GIVEN TASK:
Pull out all lines from the listing below in which the word "page" appears.

[Data records]
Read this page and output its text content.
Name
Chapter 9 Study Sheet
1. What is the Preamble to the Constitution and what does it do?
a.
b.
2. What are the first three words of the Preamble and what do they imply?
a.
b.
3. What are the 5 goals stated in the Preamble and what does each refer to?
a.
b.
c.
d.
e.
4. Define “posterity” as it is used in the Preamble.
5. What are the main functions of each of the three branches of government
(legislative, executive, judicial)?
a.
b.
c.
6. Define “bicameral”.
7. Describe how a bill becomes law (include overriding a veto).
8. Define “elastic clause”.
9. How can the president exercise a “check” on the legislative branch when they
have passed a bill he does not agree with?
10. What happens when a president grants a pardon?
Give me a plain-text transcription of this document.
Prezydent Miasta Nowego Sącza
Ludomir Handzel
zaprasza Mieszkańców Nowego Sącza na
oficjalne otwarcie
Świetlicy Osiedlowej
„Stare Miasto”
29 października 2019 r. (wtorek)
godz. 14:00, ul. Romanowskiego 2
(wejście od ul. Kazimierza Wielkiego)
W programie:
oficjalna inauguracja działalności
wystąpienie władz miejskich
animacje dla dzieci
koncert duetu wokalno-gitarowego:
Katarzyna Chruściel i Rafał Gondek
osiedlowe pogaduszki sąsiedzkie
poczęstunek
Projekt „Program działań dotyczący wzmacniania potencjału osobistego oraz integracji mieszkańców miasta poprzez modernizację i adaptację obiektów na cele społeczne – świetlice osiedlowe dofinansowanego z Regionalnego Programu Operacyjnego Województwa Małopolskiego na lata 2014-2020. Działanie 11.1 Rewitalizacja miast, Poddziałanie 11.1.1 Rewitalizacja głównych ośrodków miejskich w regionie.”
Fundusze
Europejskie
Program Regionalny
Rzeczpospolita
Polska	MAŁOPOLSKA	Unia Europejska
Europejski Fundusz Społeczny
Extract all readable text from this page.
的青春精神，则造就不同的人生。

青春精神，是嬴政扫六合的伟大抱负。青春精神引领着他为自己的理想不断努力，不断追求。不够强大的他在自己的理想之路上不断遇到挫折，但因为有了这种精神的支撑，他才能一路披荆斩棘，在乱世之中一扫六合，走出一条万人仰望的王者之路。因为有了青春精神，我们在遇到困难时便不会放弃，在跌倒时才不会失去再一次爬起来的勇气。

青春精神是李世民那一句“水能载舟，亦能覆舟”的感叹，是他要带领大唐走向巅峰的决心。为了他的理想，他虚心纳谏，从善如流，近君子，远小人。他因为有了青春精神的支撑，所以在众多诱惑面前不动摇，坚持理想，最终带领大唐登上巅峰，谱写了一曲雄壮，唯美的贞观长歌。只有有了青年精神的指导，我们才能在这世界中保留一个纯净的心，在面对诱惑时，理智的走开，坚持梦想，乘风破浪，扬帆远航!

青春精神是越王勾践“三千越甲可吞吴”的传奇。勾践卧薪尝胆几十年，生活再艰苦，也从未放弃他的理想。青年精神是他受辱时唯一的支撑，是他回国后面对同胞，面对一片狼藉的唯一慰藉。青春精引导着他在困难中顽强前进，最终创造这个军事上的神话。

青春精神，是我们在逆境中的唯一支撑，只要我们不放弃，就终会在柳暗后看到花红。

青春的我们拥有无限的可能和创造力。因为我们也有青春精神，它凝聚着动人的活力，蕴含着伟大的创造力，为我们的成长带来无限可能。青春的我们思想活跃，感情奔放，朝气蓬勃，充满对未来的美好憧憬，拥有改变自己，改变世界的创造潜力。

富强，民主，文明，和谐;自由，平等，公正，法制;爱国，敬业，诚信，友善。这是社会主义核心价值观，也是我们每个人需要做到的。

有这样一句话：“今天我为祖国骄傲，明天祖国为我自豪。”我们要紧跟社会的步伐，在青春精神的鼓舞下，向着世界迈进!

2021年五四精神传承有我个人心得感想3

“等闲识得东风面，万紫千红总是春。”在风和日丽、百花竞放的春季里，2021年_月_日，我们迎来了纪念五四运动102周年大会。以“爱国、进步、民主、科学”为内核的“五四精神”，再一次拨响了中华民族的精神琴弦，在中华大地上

EXERCISE SOLUTION:
Read this page and output its text content.
Extract all readable text from this page.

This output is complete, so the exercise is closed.